● EXTRACTED MATERIAL:
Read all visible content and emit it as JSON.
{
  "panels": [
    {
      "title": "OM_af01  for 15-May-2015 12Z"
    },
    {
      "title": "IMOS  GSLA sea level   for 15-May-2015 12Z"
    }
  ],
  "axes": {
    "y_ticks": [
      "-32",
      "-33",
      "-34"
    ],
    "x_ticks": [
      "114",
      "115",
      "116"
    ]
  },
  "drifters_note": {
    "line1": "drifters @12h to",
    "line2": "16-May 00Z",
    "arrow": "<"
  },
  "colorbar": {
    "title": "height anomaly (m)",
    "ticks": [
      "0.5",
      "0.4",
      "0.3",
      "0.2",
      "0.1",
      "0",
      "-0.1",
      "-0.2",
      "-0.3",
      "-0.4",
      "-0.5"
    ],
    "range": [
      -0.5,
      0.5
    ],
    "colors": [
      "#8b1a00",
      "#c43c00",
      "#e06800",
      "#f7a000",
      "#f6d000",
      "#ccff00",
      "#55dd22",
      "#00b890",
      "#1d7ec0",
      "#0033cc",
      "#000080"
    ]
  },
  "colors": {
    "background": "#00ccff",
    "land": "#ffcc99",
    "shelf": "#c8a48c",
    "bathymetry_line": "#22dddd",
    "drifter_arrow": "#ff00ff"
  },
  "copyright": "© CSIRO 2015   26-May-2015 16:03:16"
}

● INSTRUCTIONS FOR THE TASK: Exact output of every entry is required.

● ANSWER TO THIS PROBLEM:
Read all visible content and emit it as JSON.
{
  "panels": [
    {
      "title": "OM_af01  for 15-May-2015 12Z"
    },
    {
      "title": "IMOS  GSLA sea level   for 15-May-2015 12Z"
    }
  ],
  "axes": {
    "y_ticks": [
      "-32",
      "-33",
      "-34"
    ],
    "x_ticks": [
      "114",
      "115",
      "116"
    ]
  },
  "drifters_note": {
    "line1": "drifters @12h to",
    "line2": "16-May 00Z",
    "arrow": "<"
  },
  "colorbar": {
    "title": "height anomaly (m)",
    "ticks": [
      "0.5",
      "0.4",
      "0.3",
      "0.2",
      "0.1",
      "0",
      "-0.1",
      "-0.2",
      "-0.3",
      "-0.4",
      "-0.5"
    ],
    "range": [
      -0.5,
      0.5
    ],
    "colors": [
      "#8b1a00",
      "#c43c00",
      "#e06800",
      "#f7a000",
      "#f6d000",
      "#ccff00",
      "#55dd22",
      "#00b890",
      "#1d7ec0",
      "#0033cc",
      "#000080"
    ]
  },
  "colors": {
    "background": "#00ccff",
    "land": "#ffcc99",
    "shelf": "#c8a48c",
    "bathymetry_line": "#22dddd",
    "drifter_arrow": "#ff00ff"
  },
  "copyright": "© CSIRO 2015   26-May-2015 16:03:16"
}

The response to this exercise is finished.